_Task requirements:_
Lines containing the word "minutes" are to be located and copied.

_Dataset records:_

# # # # #

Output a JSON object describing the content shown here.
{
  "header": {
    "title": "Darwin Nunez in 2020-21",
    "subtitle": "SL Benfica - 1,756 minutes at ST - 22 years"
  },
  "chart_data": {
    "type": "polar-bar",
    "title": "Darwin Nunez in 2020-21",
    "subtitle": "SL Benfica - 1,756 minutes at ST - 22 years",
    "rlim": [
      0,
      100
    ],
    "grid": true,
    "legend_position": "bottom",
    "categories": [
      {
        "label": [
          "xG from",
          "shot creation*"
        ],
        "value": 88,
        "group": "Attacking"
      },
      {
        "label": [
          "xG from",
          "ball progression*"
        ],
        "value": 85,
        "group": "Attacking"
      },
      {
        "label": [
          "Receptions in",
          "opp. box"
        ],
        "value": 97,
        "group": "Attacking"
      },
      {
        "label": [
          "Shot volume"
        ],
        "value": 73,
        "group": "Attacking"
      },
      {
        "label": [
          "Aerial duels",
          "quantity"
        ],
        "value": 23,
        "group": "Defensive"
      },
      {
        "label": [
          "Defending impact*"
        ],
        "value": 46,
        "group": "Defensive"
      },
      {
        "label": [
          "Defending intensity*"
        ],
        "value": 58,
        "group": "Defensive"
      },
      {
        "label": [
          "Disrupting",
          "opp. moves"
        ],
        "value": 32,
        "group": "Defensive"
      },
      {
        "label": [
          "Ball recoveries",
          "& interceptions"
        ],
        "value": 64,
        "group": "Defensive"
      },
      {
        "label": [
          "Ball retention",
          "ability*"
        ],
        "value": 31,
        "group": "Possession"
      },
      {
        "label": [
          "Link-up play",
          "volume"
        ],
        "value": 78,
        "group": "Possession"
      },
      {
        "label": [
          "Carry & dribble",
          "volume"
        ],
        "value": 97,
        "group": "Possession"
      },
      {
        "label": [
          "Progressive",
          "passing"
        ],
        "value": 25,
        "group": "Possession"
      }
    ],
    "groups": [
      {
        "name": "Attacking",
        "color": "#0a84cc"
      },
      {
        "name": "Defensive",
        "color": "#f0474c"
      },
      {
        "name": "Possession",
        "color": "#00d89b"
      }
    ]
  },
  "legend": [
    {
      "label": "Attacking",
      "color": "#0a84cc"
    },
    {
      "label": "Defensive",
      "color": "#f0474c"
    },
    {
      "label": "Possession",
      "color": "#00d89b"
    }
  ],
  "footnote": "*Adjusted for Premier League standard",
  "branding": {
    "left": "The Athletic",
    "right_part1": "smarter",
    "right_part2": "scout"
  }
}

# # # # #

_Correct result:_
    "subtitle": "SL Benfica - 1,756 minutes at ST - 22 years"
    "subtitle": "SL Benfica - 1,756 minutes at ST - 22 years",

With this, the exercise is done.